===== Input records
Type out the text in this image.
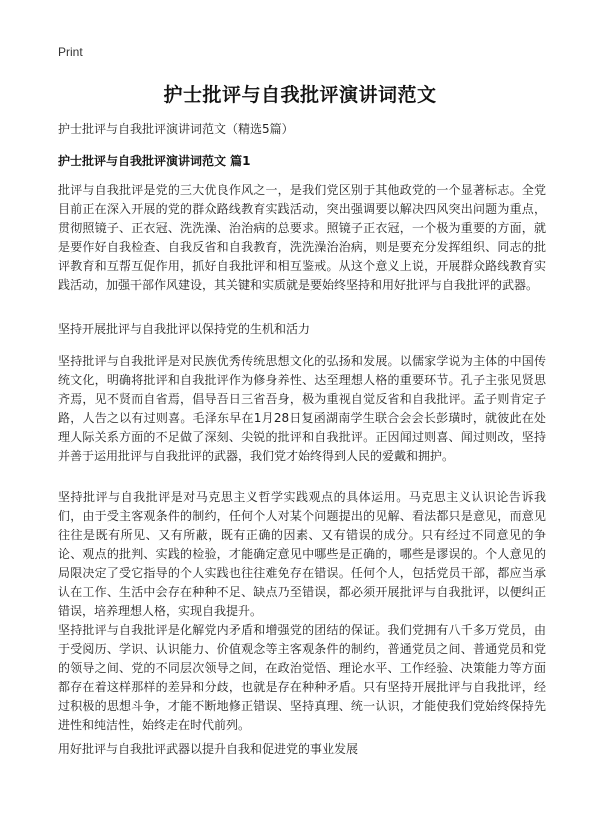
Print
护士批评与自我批评演讲词范文
护士批评与自我批评演讲词范文（精选5篇）
护士批评与自我批评演讲词范文 篇1

批评与自我批评是党的三大优良作风之一，是我们党区别于其他政党的一个显著标志。全党目前正在深入开展的党的群众路线教育实践活动，突出强调要以解决四风突出问题为重点，贯彻照镜子、正衣冠、洗洗澡、治治病的总要求。照镜子正衣冠，一个极为重要的方面，就是要作好自我检查、自我反省和自我教育，洗洗澡治治病，则是要充分发挥组织、同志的批评教育和互帮互促作用，抓好自我批评和相互鉴戒。从这个意义上说，开展群众路线教育实践活动，加强干部作风建设，其关键和实质就是要始终坚持和用好批评与自我批评的武器。

坚持开展批评与自我批评以保持党的生机和活力

坚持批评与自我批评是对民族优秀传统思想文化的弘扬和发展。以儒家学说为主体的中国传统文化，明确将批评和自我批评作为修身养性、达至理想人格的重要环节。孔子主张见贤思齐焉，见不贤而自省焉，倡导吾日三省吾身，极为重视自觉反省和自我批评。孟子则肯定子路，人告之以有过则喜。毛泽东早在1月28日复函湖南学生联合会会长彭璜时，就彼此在处理人际关系方面的不足做了深刻、尖锐的批评和自我批评。正因闻过则喜、闻过则改，坚持并善于运用批评与自我批评的武器，我们党才始终得到人民的爱戴和拥护。

坚持批评与自我批评是对马克思主义哲学实践观点的具体运用。马克思主义认识论告诉我们，由于受主客观条件的制约，任何个人对某个问题提出的见解、看法都只是意见，而意见往往是既有所见、又有所蔽，既有正确的因素、又有错误的成分。只有经过不同意见的争论、观点的批判、实践的检验，才能确定意见中哪些是正确的，哪些是谬误的。个人意见的局限决定了受它指导的个人实践也往往难免存在错误。任何个人，包括党员干部，都应当承认在工作、生活中会存在种种不足、缺点乃至错误，都必须开展批评与自我批评，以便纠正错误，培养理想人格，实现自我提升。

坚持批评与自我批评是化解党内矛盾和增强党的团结的保证。我们党拥有八千多万党员，由于受阅历、学识、认识能力、价值观念等主客观条件的制约，普通党员之间、普通党员和党的领导之间、党的不同层次领导之间，在政治觉悟、理论水平、工作经验、决策能力等方面都存在着这样那样的差异和分歧，也就是存在种种矛盾。只有坚持开展批评与自我批评，经过积极的思想斗争，才能不断地修正错误、坚持真理、统一认识，才能使我们党始终保持先进性和纯洁性，始终走在时代前列。

用好批评与自我批评武器以提升自我和促进党的事业发展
==========
◆ What you should do:
Repeat each entry exactly as it appears; skip any picture.

◆ Exercise solution:
Type out the text in this image.
Print
护士批评与自我批评演讲词范文
护士批评与自我批评演讲词范文（精选5篇）
护士批评与自我批评演讲词范文 篇1

批评与自我批评是党的三大优良作风之一，是我们党区别于其他政党的一个显著标志。全党目前正在深入开展的党的群众路线教育实践活动，突出强调要以解决四风突出问题为重点，贯彻照镜子、正衣冠、洗洗澡、治治病的总要求。照镜子正衣冠，一个极为重要的方面，就是要作好自我检查、自我反省和自我教育，洗洗澡治治病，则是要充分发挥组织、同志的批评教育和互帮互促作用，抓好自我批评和相互鉴戒。从这个意义上说，开展群众路线教育实践活动，加强干部作风建设，其关键和实质就是要始终坚持和用好批评与自我批评的武器。

坚持开展批评与自我批评以保持党的生机和活力

坚持批评与自我批评是对民族优秀传统思想文化的弘扬和发展。以儒家学说为主体的中国传统文化，明确将批评和自我批评作为修身养性、达至理想人格的重要环节。孔子主张见贤思齐焉，见不贤而自省焉，倡导吾日三省吾身，极为重视自觉反省和自我批评。孟子则肯定子路，人告之以有过则喜。毛泽东早在1月28日复函湖南学生联合会会长彭璜时，就彼此在处理人际关系方面的不足做了深刻、尖锐的批评和自我批评。正因闻过则喜、闻过则改，坚持并善于运用批评与自我批评的武器，我们党才始终得到人民的爱戴和拥护。

坚持批评与自我批评是对马克思主义哲学实践观点的具体运用。马克思主义认识论告诉我们，由于受主客观条件的制约，任何个人对某个问题提出的见解、看法都只是意见，而意见往往是既有所见、又有所蔽，既有正确的因素、又有错误的成分。只有经过不同意见的争论、观点的批判、实践的检验，才能确定意见中哪些是正确的，哪些是谬误的。个人意见的局限决定了受它指导的个人实践也往往难免存在错误。任何个人，包括党员干部，都应当承认在工作、生活中会存在种种不足、缺点乃至错误，都必须开展批评与自我批评，以便纠正错误，培养理想人格，实现自我提升。

坚持批评与自我批评是化解党内矛盾和增强党的团结的保证。我们党拥有八千多万党员，由于受阅历、学识、认识能力、价值观念等主客观条件的制约，普通党员之间、普通党员和党的领导之间、党的不同层次领导之间，在政治觉悟、理论水平、工作经验、决策能力等方面都存在着这样那样的差异和分歧，也就是存在种种矛盾。只有坚持开展批评与自我批评，经过积极的思想斗争，才能不断地修正错误、坚持真理、统一认识，才能使我们党始终保持先进性和纯洁性，始终走在时代前列。

用好批评与自我批评武器以提升自我和促进党的事业发展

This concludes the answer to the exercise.